Dataset rows
══════════
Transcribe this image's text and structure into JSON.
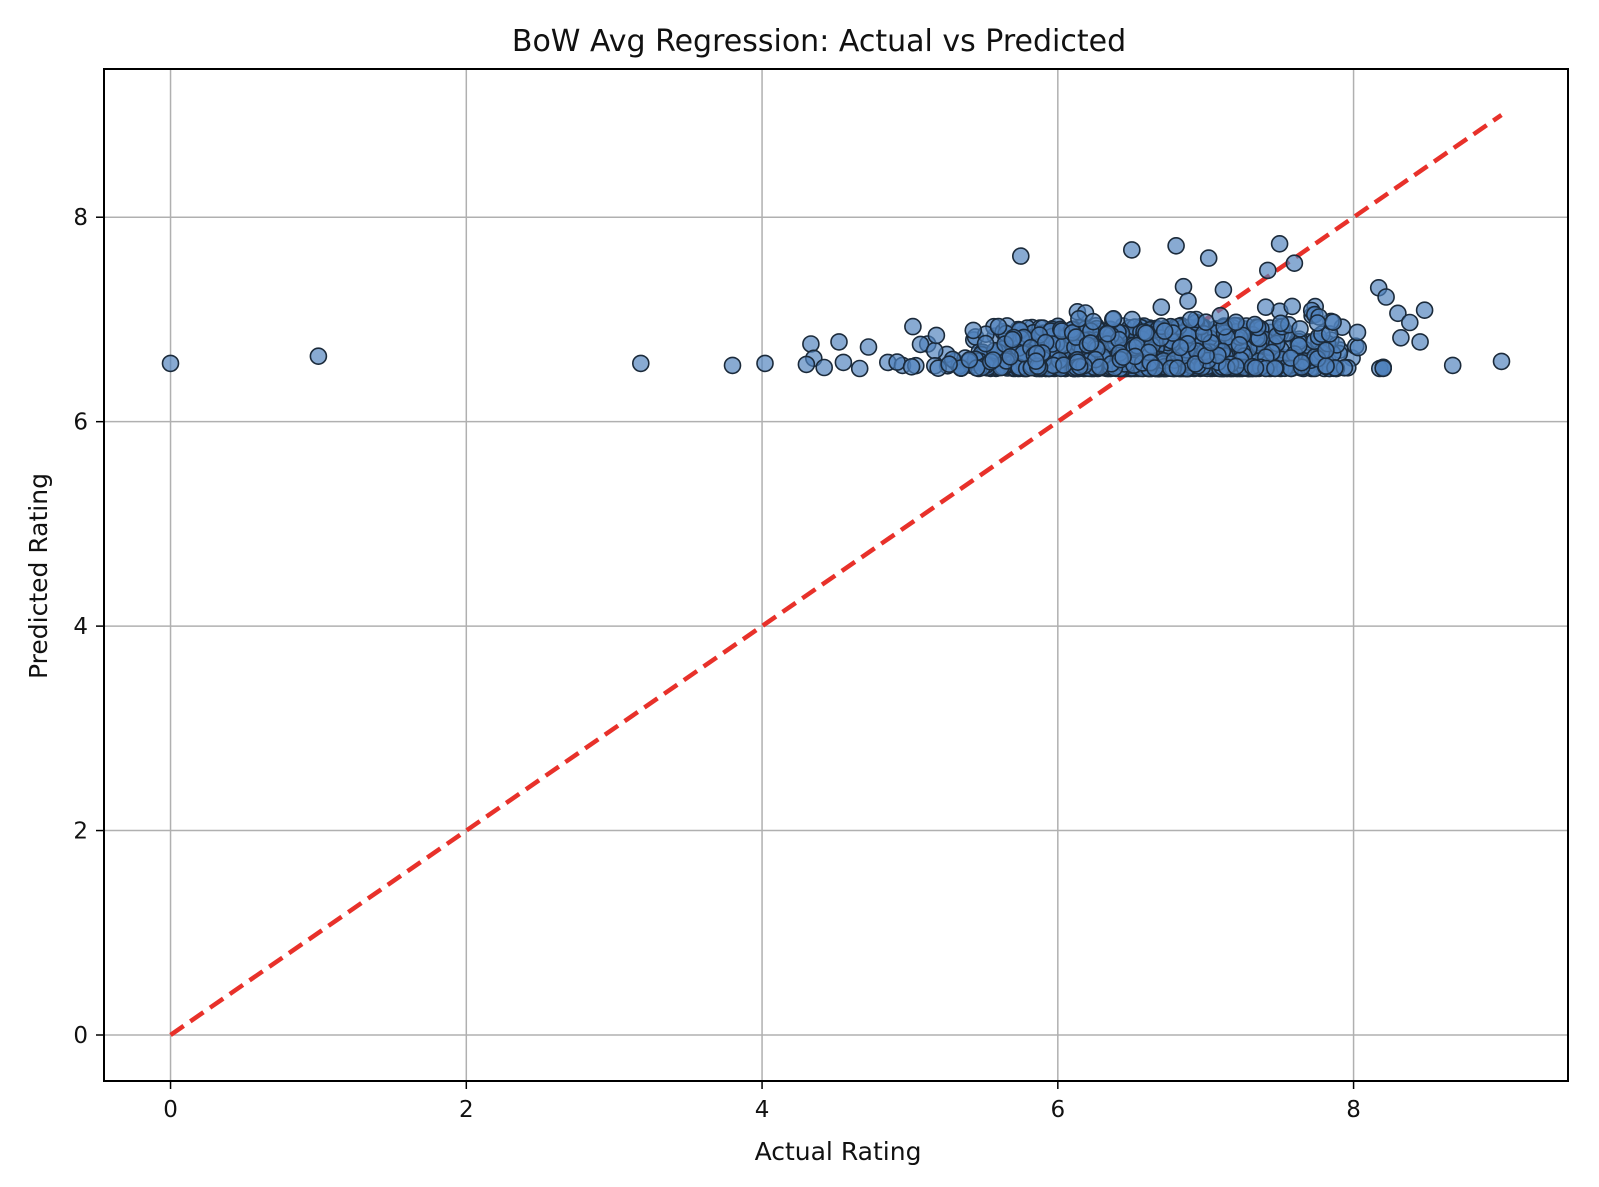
{
  "chart_data": {
    "type": "scatter",
    "title": "BoW Avg Regression: Actual vs Predicted",
    "xlabel": "Actual Rating",
    "ylabel": "Predicted Rating",
    "xlim": [
      -0.45,
      9.45
    ],
    "ylim": [
      -0.45,
      9.45
    ],
    "xticks": [
      0,
      2,
      4,
      6,
      8
    ],
    "yticks": [
      0,
      2,
      4,
      6,
      8
    ],
    "grid": true,
    "colors": {
      "point_fill": "#4f81bd",
      "point_stroke": "#1b2a3a",
      "reference_line": "#e8312a"
    },
    "reference_line": {
      "style": "dashed",
      "from": [
        0,
        0
      ],
      "to": [
        9,
        9
      ]
    },
    "series": [
      {
        "values": [
          [
            0,
            6.57
          ],
          [
            1.0,
            6.64
          ],
          [
            3.18,
            6.57
          ],
          [
            3.8,
            6.55
          ],
          [
            4.02,
            6.57
          ],
          [
            8.67,
            6.55
          ],
          [
            9.0,
            6.59
          ],
          [
            5.75,
            7.62
          ],
          [
            6.5,
            7.68
          ],
          [
            6.8,
            7.72
          ],
          [
            7.02,
            7.6
          ],
          [
            7.5,
            7.74
          ],
          [
            7.6,
            7.55
          ],
          [
            7.42,
            7.48
          ],
          [
            6.85,
            7.32
          ],
          [
            6.88,
            7.18
          ],
          [
            7.12,
            7.29
          ],
          [
            8.17,
            7.31
          ],
          [
            8.22,
            7.22
          ],
          [
            8.3,
            7.06
          ],
          [
            8.48,
            7.09
          ],
          [
            8.38,
            6.97
          ],
          [
            8.32,
            6.82
          ],
          [
            8.45,
            6.78
          ],
          [
            4.33,
            6.76
          ],
          [
            4.35,
            6.62
          ],
          [
            4.52,
            6.78
          ],
          [
            4.72,
            6.73
          ],
          [
            5.02,
            6.93
          ],
          [
            5.12,
            6.76
          ],
          [
            4.3,
            6.56
          ],
          [
            4.55,
            6.58
          ],
          [
            4.66,
            6.52
          ],
          [
            4.85,
            6.58
          ],
          [
            4.95,
            6.55
          ],
          [
            4.42,
            6.53
          ]
        ]
      }
    ]
  }
}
══════════
*TASK STATEMENT*: Repeat the full listing above exactly, with no pictures in the copy.

*TASK RESULT*:
Transcribe this image's text and structure into JSON.
{
  "chart_data": {
    "type": "scatter",
    "title": "BoW Avg Regression: Actual vs Predicted",
    "xlabel": "Actual Rating",
    "ylabel": "Predicted Rating",
    "xlim": [
      -0.45,
      9.45
    ],
    "ylim": [
      -0.45,
      9.45
    ],
    "xticks": [
      0,
      2,
      4,
      6,
      8
    ],
    "yticks": [
      0,
      2,
      4,
      6,
      8
    ],
    "grid": true,
    "colors": {
      "point_fill": "#4f81bd",
      "point_stroke": "#1b2a3a",
      "reference_line": "#e8312a"
    },
    "reference_line": {
      "style": "dashed",
      "from": [
        0,
        0
      ],
      "to": [
        9,
        9
      ]
    },
    "series": [
      {
        "values": [
          [
            0,
            6.57
          ],
          [
            1.0,
            6.64
          ],
          [
            3.18,
            6.57
          ],
          [
            3.8,
            6.55
          ],
          [
            4.02,
            6.57
          ],
          [
            8.67,
            6.55
          ],
          [
            9.0,
            6.59
          ],
          [
            5.75,
            7.62
          ],
          [
            6.5,
            7.68
          ],
          [
            6.8,
            7.72
          ],
          [
            7.02,
            7.6
          ],
          [
            7.5,
            7.74
          ],
          [
            7.6,
            7.55
          ],
          [
            7.42,
            7.48
          ],
          [
            6.85,
            7.32
          ],
          [
            6.88,
            7.18
          ],
          [
            7.12,
            7.29
          ],
          [
            8.17,
            7.31
          ],
          [
            8.22,
            7.22
          ],
          [
            8.3,
            7.06
          ],
          [
            8.48,
            7.09
          ],
          [
            8.38,
            6.97
          ],
          [
            8.32,
            6.82
          ],
          [
            8.45,
            6.78
          ],
          [
            4.33,
            6.76
          ],
          [
            4.35,
            6.62
          ],
          [
            4.52,
            6.78
          ],
          [
            4.72,
            6.73
          ],
          [
            5.02,
            6.93
          ],
          [
            5.12,
            6.76
          ],
          [
            4.3,
            6.56
          ],
          [
            4.55,
            6.58
          ],
          [
            4.66,
            6.52
          ],
          [
            4.85,
            6.58
          ],
          [
            4.95,
            6.55
          ],
          [
            4.42,
            6.53
          ]
        ]
      }
    ]
  }
}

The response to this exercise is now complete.